INSTRUCTIONS FOR THE TASK> Copy each line of the data below exactly, leaving out pictures.

## BEGIN RECORDS SUPPLIED

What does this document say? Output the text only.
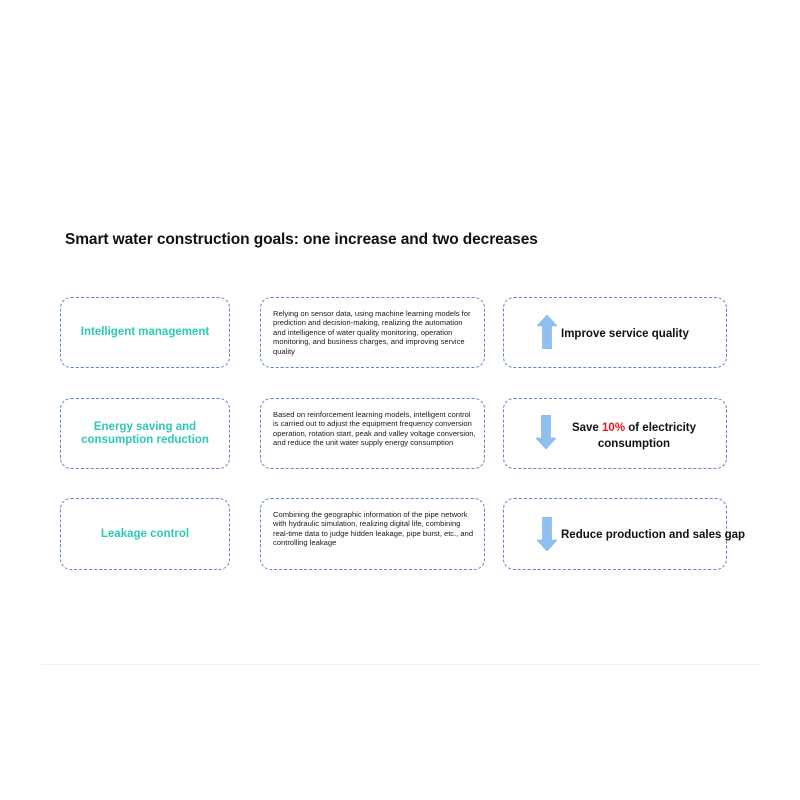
Smart water construction goals: one increase and two decreases
Intelligent management
Relying on sensor data, using machine learning models for prediction and decision-making, realizing the automation and intelligence of water quality monitoring, operation monitoring, and business charges, and improving service quality
Improve service quality
Energy saving and consumption reduction
Based on reinforcement learning models, intelligent control is carried out to adjust the equipment frequency conversion operation, rotation start, peak and valley voltage conversion, and reduce the unit water supply energy consumption
Save 10% of electricity consumption
Leakage control
Combining the geographic information of the pipe network with hydraulic simulation, realizing digital life, combining real-time data to judge hidden leakage, pipe burst, etc., and controlling leakage
Reduce production and sales gap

## END RECORDS SUPPLIED

CORRECT ANSWER>
What does this document say? Output the text only.
Smart water construction goals: one increase and two decreases
Intelligent management
Relying on sensor data, using machine learning models for prediction and decision-making, realizing the automation and intelligence of water quality monitoring, operation monitoring, and business charges, and improving service quality
Improve service quality
Energy saving and consumption reduction
Based on reinforcement learning models, intelligent control is carried out to adjust the equipment frequency conversion operation, rotation start, peak and valley voltage conversion, and reduce the unit water supply energy consumption
Save 10% of electricity consumption
Leakage control
Combining the geographic information of the pipe network with hydraulic simulation, realizing digital life, combining real-time data to judge hidden leakage, pipe burst, etc., and controlling leakage
Reduce production and sales gap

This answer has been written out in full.